> _Goal of the exercise_
Find every line in the records below that holds the word "anchor", and copy each one.

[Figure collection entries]
BEGIN

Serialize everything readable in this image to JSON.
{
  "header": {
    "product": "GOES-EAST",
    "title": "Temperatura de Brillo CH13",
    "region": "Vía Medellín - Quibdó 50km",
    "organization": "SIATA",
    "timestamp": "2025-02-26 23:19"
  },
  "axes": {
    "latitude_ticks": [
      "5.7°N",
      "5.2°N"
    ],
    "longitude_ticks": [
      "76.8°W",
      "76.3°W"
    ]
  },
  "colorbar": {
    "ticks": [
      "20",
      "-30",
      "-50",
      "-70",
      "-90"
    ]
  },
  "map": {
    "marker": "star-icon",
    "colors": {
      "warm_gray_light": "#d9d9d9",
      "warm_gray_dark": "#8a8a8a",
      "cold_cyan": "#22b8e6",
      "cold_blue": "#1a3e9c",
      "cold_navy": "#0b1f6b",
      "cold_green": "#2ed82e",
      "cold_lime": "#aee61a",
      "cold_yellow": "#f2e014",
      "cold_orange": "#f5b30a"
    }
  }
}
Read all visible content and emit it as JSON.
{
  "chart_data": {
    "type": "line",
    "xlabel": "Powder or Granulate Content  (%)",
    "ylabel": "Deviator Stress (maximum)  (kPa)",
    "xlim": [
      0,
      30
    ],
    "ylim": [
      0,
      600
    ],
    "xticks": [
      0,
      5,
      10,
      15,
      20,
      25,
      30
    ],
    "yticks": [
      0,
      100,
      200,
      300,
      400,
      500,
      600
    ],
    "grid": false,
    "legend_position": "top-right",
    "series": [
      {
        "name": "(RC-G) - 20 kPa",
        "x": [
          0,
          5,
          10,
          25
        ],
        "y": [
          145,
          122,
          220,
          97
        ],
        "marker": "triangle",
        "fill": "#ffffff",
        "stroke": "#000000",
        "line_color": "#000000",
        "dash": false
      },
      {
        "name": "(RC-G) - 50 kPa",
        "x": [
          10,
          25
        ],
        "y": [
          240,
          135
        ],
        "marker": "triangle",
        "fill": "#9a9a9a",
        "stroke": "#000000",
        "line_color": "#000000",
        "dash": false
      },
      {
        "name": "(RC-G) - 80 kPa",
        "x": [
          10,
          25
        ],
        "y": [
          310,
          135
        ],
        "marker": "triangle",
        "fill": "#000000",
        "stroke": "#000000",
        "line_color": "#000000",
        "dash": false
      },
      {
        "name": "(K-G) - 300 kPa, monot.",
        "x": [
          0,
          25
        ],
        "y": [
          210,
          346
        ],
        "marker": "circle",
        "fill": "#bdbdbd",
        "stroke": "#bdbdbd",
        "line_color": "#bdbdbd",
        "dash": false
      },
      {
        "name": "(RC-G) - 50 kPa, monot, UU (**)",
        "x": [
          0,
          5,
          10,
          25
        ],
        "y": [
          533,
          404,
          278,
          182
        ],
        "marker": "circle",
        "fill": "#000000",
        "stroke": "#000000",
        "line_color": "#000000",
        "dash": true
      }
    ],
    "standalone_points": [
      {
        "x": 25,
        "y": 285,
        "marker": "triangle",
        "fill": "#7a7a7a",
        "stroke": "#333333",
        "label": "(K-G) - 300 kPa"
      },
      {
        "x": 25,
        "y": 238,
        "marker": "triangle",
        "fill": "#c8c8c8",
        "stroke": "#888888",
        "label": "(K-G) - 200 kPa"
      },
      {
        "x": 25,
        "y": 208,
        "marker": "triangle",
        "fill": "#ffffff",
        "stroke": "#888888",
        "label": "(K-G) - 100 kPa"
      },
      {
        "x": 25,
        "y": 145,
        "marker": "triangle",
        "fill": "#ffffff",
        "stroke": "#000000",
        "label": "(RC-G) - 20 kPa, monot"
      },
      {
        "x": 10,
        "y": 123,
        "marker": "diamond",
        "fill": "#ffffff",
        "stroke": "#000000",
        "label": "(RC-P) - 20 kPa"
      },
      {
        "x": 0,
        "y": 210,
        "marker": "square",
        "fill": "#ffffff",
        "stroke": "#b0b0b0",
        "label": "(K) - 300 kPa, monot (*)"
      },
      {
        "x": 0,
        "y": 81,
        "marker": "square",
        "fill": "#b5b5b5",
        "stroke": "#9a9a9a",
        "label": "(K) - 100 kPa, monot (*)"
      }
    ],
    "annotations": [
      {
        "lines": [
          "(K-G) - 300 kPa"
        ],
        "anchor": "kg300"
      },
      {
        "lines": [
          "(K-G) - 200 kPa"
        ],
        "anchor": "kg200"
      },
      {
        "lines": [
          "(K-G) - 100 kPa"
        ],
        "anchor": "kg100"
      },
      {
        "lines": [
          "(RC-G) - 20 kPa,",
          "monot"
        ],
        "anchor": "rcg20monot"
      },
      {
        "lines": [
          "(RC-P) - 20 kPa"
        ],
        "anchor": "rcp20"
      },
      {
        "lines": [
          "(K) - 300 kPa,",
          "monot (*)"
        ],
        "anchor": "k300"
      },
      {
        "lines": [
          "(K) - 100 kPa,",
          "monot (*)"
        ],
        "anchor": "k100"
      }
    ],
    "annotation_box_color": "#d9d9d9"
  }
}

END

> _Exercise answer_
        "anchor": "kg300"
        "anchor": "kg200"
        "anchor": "kg100"
        "anchor": "rcg20monot"
        "anchor": "rcp20"
        "anchor": "k300"
        "anchor": "k100"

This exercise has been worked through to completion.